[Figure record listings]
[start]
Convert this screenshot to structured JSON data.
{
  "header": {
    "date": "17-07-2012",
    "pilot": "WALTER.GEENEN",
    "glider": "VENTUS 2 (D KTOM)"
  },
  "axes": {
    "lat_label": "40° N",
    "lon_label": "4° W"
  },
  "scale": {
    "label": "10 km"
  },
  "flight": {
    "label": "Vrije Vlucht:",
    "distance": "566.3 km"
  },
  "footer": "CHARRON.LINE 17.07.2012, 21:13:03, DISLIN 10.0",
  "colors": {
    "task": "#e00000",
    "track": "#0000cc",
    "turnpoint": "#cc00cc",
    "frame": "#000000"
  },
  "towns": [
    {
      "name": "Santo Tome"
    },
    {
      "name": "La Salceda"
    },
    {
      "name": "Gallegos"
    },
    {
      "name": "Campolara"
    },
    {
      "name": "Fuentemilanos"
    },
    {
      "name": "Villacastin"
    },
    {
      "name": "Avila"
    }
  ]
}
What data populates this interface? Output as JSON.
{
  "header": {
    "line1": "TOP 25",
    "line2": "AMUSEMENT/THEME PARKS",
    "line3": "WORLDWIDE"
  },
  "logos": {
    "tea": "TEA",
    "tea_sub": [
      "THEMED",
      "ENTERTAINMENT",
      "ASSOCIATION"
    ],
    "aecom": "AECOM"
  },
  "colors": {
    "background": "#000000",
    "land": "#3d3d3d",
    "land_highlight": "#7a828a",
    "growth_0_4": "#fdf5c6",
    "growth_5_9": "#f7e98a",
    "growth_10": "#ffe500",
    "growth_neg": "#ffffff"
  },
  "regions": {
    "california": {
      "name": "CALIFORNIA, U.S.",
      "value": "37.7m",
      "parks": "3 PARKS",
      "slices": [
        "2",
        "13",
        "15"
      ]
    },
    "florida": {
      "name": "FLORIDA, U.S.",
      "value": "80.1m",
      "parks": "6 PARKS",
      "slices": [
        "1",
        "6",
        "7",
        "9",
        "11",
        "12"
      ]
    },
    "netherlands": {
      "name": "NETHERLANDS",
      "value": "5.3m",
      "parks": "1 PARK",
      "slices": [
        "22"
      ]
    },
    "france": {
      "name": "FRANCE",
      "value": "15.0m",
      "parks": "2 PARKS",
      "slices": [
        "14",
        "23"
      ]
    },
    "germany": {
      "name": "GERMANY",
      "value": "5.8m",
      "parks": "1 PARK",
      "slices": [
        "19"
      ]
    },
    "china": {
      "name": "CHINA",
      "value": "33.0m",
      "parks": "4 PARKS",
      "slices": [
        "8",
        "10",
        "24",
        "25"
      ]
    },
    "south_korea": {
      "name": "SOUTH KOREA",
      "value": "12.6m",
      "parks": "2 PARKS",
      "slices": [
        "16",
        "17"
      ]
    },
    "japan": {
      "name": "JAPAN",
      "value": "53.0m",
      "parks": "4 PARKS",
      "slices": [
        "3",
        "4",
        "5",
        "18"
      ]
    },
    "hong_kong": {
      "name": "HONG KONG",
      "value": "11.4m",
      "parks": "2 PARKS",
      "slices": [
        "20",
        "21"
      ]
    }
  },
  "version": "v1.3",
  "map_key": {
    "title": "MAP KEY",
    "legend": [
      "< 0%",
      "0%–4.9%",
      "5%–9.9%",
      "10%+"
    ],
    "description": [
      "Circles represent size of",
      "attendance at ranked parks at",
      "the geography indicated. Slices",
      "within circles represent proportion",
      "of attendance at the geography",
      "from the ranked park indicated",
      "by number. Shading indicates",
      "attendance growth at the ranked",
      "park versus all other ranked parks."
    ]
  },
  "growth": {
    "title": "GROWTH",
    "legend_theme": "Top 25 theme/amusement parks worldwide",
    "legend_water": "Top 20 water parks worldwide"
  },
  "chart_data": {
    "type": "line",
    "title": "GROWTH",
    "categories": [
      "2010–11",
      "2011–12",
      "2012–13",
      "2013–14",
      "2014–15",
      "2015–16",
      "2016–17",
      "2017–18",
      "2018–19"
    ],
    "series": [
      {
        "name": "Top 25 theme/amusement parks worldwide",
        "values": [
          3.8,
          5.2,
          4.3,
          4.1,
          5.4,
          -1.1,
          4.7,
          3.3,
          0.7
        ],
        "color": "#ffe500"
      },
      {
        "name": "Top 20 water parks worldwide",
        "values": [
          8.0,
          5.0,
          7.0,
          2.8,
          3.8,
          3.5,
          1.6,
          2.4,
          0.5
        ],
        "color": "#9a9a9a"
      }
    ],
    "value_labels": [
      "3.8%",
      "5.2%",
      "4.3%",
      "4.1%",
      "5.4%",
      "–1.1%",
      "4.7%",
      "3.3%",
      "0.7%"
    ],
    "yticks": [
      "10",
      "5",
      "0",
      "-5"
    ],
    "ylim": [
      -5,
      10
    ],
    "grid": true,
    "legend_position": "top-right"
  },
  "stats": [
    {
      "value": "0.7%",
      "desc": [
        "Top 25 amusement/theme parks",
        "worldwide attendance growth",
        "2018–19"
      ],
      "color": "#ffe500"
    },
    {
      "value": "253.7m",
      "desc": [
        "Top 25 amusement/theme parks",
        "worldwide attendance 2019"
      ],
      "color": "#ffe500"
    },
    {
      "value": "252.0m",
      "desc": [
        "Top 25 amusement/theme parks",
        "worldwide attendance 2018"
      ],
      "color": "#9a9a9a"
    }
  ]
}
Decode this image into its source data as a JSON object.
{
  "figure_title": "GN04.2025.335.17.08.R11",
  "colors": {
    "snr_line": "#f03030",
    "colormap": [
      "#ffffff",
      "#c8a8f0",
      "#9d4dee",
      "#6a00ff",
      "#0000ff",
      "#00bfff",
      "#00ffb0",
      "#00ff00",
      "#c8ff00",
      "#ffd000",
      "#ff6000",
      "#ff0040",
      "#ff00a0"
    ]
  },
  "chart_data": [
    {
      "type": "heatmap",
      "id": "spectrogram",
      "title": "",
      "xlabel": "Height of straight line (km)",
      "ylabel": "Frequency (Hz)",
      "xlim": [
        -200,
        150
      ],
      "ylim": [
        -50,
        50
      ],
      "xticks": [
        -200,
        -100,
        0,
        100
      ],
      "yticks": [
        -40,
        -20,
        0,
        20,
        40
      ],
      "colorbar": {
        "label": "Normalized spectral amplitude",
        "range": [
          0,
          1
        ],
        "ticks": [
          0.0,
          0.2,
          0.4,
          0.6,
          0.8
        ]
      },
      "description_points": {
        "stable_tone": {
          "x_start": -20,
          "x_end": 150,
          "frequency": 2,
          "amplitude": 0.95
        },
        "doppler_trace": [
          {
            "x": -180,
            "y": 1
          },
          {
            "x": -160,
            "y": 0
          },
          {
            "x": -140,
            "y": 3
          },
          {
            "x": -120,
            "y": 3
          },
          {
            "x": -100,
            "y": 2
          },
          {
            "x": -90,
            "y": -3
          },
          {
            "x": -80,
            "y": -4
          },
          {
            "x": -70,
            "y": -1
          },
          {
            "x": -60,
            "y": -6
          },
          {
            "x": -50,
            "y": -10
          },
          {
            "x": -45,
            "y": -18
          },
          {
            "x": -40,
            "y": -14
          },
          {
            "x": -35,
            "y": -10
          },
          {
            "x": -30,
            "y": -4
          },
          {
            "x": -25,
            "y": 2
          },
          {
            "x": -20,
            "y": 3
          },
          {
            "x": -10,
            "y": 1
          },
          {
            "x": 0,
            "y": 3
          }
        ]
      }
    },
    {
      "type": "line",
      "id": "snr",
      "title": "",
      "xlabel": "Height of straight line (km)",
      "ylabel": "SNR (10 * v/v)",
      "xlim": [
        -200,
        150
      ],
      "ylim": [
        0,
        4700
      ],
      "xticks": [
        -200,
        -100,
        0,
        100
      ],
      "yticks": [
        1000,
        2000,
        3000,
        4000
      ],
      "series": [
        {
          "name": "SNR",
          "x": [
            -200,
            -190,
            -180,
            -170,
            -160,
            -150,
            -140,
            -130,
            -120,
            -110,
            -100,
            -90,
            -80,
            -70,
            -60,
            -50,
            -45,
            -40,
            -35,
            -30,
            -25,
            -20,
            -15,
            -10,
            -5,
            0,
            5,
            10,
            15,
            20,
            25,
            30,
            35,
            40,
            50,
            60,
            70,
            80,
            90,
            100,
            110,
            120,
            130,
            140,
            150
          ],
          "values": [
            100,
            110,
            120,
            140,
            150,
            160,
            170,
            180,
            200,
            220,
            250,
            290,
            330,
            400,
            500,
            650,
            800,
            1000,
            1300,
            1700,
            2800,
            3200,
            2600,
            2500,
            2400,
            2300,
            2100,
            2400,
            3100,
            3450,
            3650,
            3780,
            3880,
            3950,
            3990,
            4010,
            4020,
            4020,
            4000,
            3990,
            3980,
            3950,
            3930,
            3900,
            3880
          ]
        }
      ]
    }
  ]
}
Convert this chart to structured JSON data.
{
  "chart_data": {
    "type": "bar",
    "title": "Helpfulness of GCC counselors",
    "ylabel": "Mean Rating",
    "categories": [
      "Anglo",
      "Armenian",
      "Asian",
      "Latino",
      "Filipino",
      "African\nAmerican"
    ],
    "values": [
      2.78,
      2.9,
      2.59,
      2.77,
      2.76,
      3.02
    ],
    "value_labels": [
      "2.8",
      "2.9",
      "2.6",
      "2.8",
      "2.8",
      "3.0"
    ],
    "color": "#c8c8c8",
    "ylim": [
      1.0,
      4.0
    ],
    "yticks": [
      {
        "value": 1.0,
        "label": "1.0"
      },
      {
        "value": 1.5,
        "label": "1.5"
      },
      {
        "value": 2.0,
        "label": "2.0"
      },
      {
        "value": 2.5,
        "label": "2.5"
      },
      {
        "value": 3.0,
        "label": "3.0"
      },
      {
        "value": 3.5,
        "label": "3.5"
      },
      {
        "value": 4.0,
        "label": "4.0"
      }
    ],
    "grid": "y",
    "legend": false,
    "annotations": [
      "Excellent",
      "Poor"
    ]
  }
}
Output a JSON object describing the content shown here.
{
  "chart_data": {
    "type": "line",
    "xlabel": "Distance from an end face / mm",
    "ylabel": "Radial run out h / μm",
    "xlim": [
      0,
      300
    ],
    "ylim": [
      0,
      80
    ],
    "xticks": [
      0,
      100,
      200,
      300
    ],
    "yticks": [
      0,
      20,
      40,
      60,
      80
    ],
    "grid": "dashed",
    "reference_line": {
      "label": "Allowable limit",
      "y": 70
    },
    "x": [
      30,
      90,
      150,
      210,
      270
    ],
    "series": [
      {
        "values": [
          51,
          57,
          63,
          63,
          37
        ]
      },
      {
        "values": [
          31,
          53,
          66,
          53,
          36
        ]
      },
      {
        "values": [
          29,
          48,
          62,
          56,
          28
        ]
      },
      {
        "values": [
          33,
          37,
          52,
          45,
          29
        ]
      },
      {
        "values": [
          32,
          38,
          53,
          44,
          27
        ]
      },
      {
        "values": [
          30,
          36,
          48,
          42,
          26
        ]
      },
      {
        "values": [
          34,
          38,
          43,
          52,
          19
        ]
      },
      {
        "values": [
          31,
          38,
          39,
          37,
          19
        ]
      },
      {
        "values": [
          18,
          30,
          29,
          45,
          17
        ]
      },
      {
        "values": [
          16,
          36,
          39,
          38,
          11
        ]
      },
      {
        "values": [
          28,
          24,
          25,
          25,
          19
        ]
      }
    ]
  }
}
[end]
**Short task:**
Extract lines where the string "JSON" occurs.

**Correct response:**
Convert this screenshot to structured JSON data.
What data populates this interface? Output as JSON.
Decode this image into its source data as a JSON object.
Convert this chart to structured JSON data.
Output a JSON object describing the content shown here.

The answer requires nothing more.